Instructions for the task: Do not include the pictures; repeat the rest of the data exactly.

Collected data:
________________________

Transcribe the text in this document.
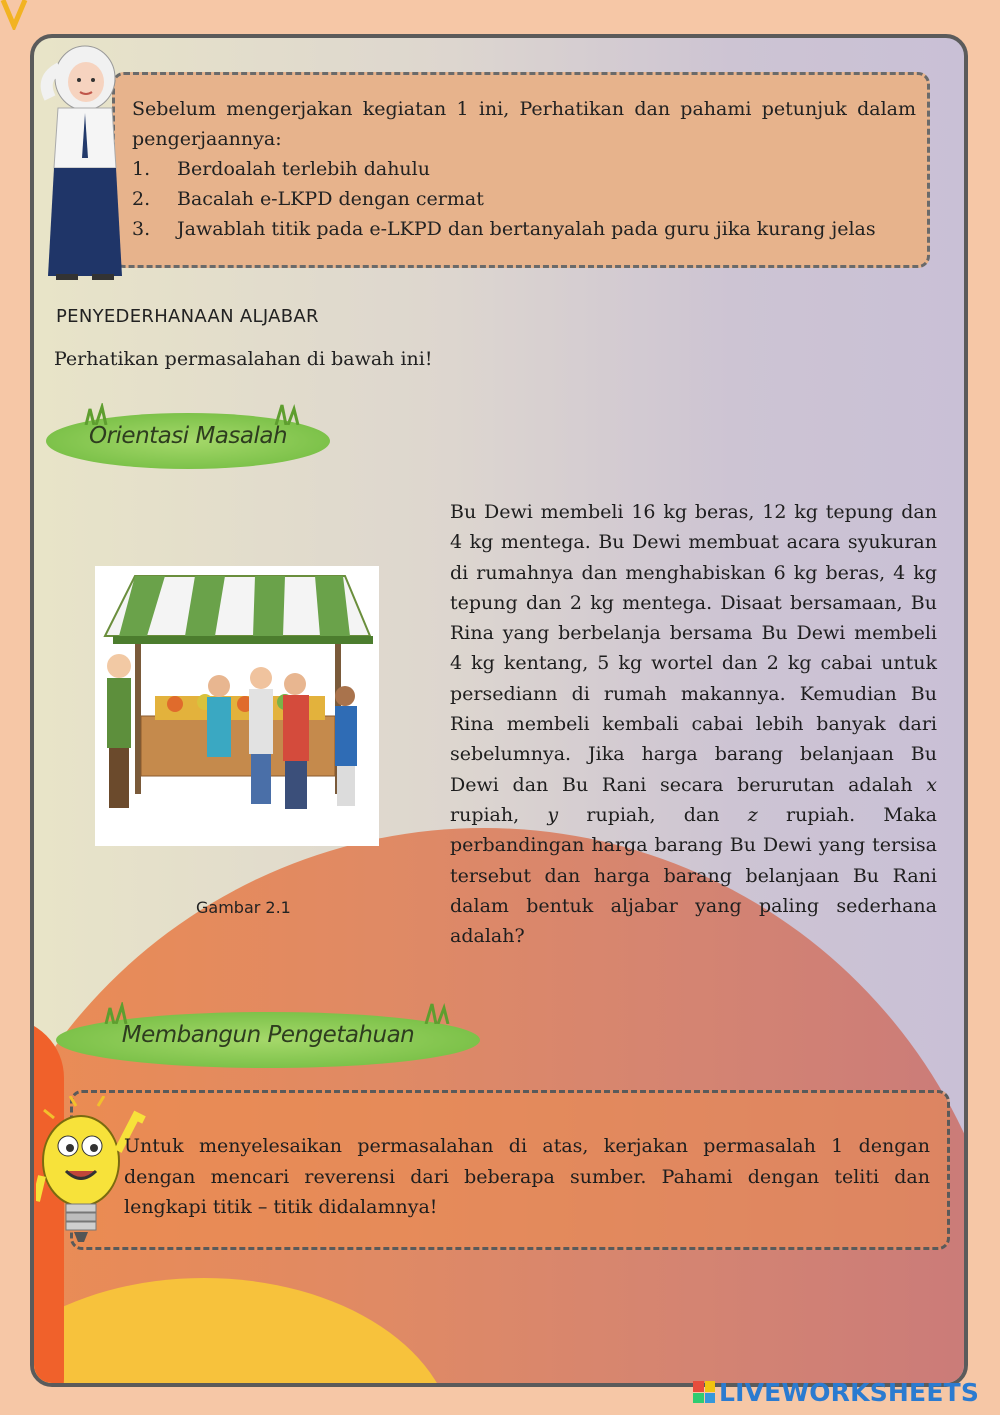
Sebelum mengerjakan kegiatan 1 ini, Perhatikan dan pahami petunjuk dalam pengerjaannya:
1.	Berdoalah terlebih dahulu
2.	Bacalah e-LKPD dengan cermat
3.	Jawablah titik pada e-LKPD dan bertanyalah pada guru jika kurang jelas
PENYEDERHANAAN ALJABAR
Perhatikan permasalahan di bawah ini!
Orientasi Masalah
Gambar 2.1
Bu Dewi membeli 16 kg beras, 12 kg tepung dan 4 kg mentega. Bu Dewi membuat acara syukuran di rumahnya dan menghabiskan 6 kg beras, 4 kg tepung dan 2 kg mentega. Disaat bersamaan, Bu Rina yang berbelanja bersama Bu Dewi membeli 4 kg kentang, 5 kg wortel dan 2 kg cabai untuk persediann di rumah makannya. Kemudian Bu Rina membeli kembali cabai lebih banyak dari sebelumnya. Jika harga barang belanjaan Bu Dewi dan Bu Rani secara berurutan adalah x rupiah, y rupiah, dan z rupiah. Maka perbandingan harga barang Bu Dewi yang tersisa tersebut dan harga barang belanjaan Bu Rani dalam bentuk aljabar yang paling sederhana adalah?
Membangun Pengetahuan
Untuk menyelesaikan permasalahan di atas, kerjakan permasalah 1 dengan dengan mencari reverensi dari beberapa sumber. Pahami dengan teliti dan lengkapi titik – titik didalamnya!
LIVEWORKSHEETS
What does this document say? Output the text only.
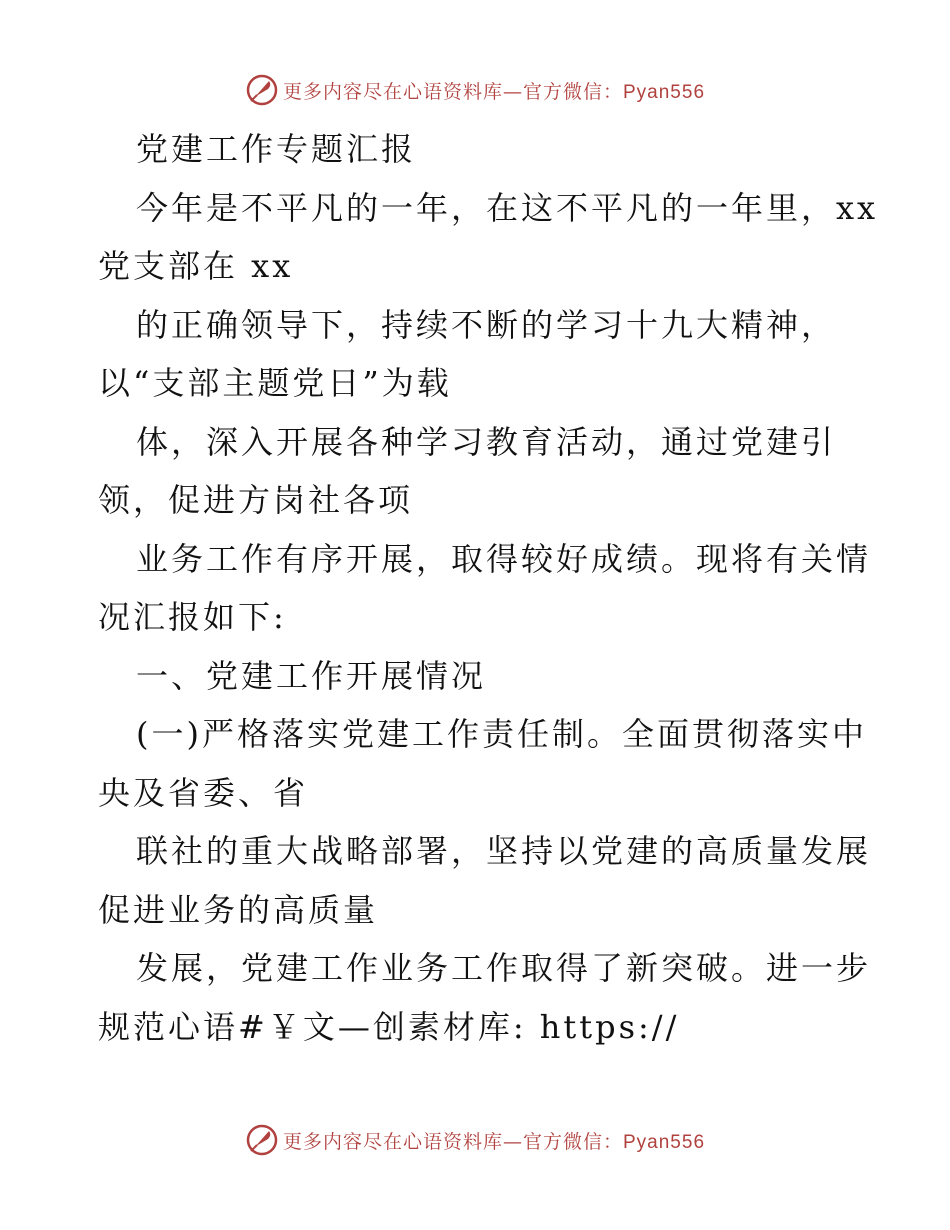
更多内容尽在心语资料库—官方微信：Pyan556

党建工作专题汇报

今年是不平凡的一年，在这不平凡的一年里，xx

党支部在 xx

的正确领导下，持续不断的学习十九大精神，

以“支部主题党日”为载

体，深入开展各种学习教育活动，通过党建引

领，促进方岗社各项

业务工作有序开展，取得较好成绩。现将有关情

况汇报如下:

一、党建工作开展情况

(一)严格落实党建工作责任制。全面贯彻落实中

央及省委、省

联社的重大战略部署，坚持以党建的高质量发展

促进业务的高质量

发展，党建工作业务工作取得了新突破。进一步

规范心语#￥文—创素材库: https://

更多内容尽在心语资料库—官方微信：Pyan556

________________________

Answer to this task:
Transcribe the text in this document.
Sebelum mengerjakan kegiatan 1 ini, Perhatikan dan pahami petunjuk dalam pengerjaannya:
1.	Berdoalah terlebih dahulu
2.	Bacalah e-LKPD dengan cermat
3.	Jawablah titik pada e-LKPD dan bertanyalah pada guru jika kurang jelas
PENYEDERHANAAN ALJABAR
Perhatikan permasalahan di bawah ini!
Orientasi Masalah
Gambar 2.1
Bu Dewi membeli 16 kg beras, 12 kg tepung dan 4 kg mentega. Bu Dewi membuat acara syukuran di rumahnya dan menghabiskan 6 kg beras, 4 kg tepung dan 2 kg mentega. Disaat bersamaan, Bu Rina yang berbelanja bersama Bu Dewi membeli 4 kg kentang, 5 kg wortel dan 2 kg cabai untuk persediann di rumah makannya. Kemudian Bu Rina membeli kembali cabai lebih banyak dari sebelumnya. Jika harga barang belanjaan Bu Dewi dan Bu Rani secara berurutan adalah x rupiah, y rupiah, dan z rupiah. Maka perbandingan harga barang Bu Dewi yang tersisa tersebut dan harga barang belanjaan Bu Rani dalam bentuk aljabar yang paling sederhana adalah?
Membangun Pengetahuan
Untuk menyelesaikan permasalahan di atas, kerjakan permasalah 1 dengan dengan mencari reverensi dari beberapa sumber. Pahami dengan teliti dan lengkapi titik – titik didalamnya!
LIVEWORKSHEETS
What does this document say? Output the text only.
更多内容尽在心语资料库—官方微信：Pyan556

党建工作专题汇报

今年是不平凡的一年，在这不平凡的一年里，xx

党支部在 xx

的正确领导下，持续不断的学习十九大精神，

以“支部主题党日”为载

体，深入开展各种学习教育活动，通过党建引

领，促进方岗社各项

业务工作有序开展，取得较好成绩。现将有关情

况汇报如下:

一、党建工作开展情况

(一)严格落实党建工作责任制。全面贯彻落实中

央及省委、省

联社的重大战略部署，坚持以党建的高质量发展

促进业务的高质量

发展，党建工作业务工作取得了新突破。进一步

规范心语#￥文—创素材库: https://

更多内容尽在心语资料库—官方微信：Pyan556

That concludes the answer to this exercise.